** start **

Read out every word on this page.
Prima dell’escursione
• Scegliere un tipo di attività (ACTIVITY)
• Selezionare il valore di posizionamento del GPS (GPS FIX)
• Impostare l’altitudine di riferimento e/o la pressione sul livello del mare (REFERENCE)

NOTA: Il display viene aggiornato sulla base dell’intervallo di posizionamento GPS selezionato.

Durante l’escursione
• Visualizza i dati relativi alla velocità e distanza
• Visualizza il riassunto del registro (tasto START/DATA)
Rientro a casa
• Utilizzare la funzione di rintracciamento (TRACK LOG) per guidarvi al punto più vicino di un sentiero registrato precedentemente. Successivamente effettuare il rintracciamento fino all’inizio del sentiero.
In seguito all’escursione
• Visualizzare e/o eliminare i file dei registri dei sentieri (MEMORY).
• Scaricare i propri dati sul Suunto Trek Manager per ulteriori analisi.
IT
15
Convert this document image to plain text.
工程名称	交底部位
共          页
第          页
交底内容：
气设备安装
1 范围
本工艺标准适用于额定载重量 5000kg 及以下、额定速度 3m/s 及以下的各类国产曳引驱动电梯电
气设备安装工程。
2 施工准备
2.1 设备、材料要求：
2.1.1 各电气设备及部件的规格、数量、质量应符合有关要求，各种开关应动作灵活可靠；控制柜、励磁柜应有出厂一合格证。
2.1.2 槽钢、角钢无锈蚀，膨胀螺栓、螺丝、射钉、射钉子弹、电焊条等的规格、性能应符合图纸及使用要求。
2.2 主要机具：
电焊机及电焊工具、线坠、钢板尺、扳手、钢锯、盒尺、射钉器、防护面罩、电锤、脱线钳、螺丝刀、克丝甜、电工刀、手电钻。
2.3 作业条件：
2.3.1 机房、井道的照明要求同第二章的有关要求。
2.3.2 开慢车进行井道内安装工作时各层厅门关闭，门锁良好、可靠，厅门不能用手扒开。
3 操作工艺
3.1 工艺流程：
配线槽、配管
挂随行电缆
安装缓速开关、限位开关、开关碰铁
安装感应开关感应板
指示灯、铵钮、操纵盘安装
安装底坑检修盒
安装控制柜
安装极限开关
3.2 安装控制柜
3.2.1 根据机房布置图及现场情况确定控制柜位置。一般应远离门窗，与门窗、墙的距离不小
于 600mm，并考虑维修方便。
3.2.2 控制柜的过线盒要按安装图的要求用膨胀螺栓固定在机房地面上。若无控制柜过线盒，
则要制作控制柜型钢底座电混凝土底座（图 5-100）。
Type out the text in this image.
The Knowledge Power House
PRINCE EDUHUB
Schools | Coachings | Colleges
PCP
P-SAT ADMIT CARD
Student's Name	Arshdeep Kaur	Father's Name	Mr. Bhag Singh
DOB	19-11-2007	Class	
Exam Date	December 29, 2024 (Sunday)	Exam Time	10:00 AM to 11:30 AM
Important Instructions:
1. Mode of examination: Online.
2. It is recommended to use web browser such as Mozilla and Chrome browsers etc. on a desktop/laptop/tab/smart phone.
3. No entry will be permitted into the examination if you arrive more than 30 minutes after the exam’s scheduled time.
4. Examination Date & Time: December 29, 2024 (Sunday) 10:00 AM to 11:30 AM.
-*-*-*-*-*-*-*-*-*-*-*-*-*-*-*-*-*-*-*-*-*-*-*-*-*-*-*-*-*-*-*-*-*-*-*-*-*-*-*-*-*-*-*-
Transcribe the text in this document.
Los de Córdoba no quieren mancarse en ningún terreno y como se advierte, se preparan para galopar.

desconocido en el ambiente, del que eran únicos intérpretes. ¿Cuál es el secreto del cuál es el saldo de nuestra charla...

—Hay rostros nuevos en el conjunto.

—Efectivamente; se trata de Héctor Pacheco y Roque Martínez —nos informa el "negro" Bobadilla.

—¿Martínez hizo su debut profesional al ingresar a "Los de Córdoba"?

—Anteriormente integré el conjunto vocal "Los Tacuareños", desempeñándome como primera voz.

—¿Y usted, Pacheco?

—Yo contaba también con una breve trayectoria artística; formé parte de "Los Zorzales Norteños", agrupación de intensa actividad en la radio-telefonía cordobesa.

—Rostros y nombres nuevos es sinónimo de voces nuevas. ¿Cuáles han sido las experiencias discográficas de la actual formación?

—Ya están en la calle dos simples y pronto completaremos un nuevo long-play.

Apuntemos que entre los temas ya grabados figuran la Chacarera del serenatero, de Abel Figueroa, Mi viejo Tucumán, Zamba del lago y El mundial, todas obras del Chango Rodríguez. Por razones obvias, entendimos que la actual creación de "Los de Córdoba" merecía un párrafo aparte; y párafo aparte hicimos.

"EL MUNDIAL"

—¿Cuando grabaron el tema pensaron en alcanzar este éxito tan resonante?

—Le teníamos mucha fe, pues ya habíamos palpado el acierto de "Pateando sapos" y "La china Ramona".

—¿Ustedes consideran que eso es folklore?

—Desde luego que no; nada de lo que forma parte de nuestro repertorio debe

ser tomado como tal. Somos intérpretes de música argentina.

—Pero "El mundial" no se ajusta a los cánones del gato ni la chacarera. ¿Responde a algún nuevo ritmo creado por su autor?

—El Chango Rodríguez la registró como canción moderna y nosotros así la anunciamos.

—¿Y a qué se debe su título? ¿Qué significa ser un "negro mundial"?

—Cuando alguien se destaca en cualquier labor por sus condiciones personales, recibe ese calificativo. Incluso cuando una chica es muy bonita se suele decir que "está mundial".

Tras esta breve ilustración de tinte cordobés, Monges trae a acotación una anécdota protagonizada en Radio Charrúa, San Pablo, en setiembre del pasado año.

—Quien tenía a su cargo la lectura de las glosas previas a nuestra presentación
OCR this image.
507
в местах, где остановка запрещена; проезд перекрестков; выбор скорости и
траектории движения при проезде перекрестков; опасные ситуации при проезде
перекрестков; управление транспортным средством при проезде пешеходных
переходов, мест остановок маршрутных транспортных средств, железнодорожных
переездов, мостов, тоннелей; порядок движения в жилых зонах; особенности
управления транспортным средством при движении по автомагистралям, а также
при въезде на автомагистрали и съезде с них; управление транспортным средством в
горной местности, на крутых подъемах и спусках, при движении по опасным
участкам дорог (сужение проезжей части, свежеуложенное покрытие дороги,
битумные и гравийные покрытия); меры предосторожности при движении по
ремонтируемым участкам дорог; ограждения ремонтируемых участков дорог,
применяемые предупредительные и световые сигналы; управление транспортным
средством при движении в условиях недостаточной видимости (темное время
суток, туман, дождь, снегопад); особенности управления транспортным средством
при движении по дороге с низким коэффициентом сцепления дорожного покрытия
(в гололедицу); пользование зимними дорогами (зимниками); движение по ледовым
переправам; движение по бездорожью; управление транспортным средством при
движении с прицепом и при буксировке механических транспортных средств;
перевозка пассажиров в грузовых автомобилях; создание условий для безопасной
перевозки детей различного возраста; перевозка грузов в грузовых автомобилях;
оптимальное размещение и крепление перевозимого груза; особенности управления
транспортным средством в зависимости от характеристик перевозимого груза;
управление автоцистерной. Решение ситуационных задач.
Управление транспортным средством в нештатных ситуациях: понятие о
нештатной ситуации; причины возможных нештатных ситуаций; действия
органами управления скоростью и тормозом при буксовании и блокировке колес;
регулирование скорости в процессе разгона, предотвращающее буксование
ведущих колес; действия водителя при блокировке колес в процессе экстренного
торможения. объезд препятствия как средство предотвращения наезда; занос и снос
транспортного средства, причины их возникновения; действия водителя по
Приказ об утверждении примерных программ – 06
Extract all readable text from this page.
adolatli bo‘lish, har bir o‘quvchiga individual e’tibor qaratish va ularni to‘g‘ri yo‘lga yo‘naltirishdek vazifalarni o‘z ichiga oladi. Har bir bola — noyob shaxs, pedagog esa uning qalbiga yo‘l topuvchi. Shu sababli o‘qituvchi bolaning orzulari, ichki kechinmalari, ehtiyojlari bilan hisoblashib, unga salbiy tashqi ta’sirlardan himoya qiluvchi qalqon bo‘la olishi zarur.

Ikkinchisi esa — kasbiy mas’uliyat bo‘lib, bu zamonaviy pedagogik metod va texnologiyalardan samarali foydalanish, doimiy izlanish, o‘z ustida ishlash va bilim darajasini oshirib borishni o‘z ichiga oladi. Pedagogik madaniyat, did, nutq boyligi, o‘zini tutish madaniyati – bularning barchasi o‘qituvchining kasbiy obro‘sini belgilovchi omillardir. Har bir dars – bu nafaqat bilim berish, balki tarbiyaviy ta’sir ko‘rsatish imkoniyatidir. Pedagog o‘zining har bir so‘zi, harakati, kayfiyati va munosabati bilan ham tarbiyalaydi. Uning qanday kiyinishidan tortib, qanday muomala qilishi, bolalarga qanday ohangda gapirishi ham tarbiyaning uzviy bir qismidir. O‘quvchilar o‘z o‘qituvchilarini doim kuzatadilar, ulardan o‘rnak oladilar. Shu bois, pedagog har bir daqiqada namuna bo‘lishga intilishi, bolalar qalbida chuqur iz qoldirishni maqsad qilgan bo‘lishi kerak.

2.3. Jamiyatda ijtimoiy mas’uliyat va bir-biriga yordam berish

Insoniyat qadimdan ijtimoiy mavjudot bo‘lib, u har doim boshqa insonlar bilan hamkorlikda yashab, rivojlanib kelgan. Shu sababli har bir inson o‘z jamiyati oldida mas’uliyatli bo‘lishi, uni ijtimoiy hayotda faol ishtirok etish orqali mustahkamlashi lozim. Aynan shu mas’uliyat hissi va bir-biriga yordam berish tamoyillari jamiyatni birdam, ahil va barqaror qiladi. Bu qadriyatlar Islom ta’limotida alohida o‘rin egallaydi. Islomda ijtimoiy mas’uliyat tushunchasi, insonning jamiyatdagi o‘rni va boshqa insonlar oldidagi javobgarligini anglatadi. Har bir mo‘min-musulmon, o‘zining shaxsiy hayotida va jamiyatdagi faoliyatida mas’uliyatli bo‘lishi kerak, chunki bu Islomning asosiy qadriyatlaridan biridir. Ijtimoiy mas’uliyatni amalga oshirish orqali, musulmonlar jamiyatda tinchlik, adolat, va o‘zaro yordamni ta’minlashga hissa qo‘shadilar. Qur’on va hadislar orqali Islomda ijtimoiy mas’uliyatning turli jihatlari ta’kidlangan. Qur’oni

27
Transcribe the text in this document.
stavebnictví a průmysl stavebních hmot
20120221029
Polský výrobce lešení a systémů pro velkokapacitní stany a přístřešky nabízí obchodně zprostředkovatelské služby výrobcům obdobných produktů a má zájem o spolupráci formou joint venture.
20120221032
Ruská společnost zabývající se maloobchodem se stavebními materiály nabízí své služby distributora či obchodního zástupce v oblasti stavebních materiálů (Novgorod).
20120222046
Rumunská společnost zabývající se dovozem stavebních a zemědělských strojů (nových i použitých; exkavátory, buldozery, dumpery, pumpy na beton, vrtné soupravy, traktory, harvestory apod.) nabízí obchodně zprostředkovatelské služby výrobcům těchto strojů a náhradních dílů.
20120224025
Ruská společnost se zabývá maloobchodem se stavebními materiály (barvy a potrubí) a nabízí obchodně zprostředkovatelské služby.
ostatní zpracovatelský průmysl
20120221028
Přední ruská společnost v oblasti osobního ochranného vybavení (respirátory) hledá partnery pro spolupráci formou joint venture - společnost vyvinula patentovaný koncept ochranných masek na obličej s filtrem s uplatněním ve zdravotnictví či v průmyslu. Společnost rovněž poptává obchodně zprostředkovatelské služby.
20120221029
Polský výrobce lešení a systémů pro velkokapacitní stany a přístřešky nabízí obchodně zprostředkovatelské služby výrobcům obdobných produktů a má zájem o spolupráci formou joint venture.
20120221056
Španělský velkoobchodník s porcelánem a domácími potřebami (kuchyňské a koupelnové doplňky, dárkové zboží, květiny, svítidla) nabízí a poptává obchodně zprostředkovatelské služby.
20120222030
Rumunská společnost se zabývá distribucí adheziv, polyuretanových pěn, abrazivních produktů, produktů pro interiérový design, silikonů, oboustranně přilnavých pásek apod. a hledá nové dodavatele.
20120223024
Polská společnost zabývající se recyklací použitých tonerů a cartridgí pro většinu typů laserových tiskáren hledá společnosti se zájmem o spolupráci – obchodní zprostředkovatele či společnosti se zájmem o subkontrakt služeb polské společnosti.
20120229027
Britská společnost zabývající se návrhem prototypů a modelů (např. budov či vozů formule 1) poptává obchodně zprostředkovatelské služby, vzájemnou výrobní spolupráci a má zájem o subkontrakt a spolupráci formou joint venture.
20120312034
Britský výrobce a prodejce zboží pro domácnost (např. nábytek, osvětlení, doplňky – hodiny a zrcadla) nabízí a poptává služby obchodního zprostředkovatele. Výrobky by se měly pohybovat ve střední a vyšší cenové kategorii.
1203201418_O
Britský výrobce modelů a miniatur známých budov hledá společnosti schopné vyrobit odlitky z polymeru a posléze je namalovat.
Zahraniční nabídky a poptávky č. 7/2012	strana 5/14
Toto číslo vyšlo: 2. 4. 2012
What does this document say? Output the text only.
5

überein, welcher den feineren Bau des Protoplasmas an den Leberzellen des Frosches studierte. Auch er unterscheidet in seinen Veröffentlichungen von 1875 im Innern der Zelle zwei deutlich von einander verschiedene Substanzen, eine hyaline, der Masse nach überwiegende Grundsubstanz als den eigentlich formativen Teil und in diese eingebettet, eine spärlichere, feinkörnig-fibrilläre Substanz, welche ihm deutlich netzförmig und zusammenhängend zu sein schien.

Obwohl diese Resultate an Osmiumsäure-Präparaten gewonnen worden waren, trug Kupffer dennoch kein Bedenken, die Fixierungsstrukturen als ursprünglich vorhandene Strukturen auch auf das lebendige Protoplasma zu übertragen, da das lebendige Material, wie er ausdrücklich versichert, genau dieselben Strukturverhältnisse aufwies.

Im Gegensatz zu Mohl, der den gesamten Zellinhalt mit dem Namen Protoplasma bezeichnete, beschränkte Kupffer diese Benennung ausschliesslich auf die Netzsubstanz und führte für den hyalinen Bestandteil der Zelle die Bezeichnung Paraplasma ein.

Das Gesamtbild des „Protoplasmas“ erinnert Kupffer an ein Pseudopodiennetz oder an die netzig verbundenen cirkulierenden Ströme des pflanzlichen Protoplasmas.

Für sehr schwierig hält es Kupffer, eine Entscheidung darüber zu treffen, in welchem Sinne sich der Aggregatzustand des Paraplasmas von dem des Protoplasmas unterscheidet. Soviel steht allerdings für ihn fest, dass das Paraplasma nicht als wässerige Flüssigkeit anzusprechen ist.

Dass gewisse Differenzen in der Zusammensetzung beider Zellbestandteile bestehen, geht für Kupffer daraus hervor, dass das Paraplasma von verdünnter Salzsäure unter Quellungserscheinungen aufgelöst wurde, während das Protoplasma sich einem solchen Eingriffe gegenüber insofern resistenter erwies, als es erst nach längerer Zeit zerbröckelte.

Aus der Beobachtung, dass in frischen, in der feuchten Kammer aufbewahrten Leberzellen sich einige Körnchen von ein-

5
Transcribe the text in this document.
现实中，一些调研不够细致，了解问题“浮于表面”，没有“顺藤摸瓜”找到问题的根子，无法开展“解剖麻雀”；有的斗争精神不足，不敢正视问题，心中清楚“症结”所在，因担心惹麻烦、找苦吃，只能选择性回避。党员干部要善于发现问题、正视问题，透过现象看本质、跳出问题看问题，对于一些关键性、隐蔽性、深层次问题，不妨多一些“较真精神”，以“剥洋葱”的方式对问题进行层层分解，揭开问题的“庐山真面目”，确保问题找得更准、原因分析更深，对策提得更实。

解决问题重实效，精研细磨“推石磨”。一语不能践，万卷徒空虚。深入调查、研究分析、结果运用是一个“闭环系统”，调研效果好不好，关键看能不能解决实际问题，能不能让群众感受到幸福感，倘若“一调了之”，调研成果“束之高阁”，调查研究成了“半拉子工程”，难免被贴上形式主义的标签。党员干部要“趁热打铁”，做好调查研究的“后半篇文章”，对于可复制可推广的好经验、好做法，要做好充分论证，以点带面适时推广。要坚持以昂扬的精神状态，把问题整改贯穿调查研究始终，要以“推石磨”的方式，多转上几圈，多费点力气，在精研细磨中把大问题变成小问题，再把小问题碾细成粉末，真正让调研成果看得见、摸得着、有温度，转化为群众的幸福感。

** end **

What needs to be done
Identify every line holding the word "средством" and copy it out.

Completed task
перекрестков; управление транспортным средством при проезде пешеходных
управления транспортным средством при движении по автомагистралям, а также
при въезде на автомагистрали и съезде с них; управление транспортным средством в
средством при движении в условиях недостаточной видимости (темное время
суток, туман, дождь, снегопад); особенности управления транспортным средством
переправам; движение по бездорожью; управление транспортным средством при
транспортным средством в зависимости от характеристик перевозимого груза;
Управление транспортным средством в нештатных ситуациях: понятие о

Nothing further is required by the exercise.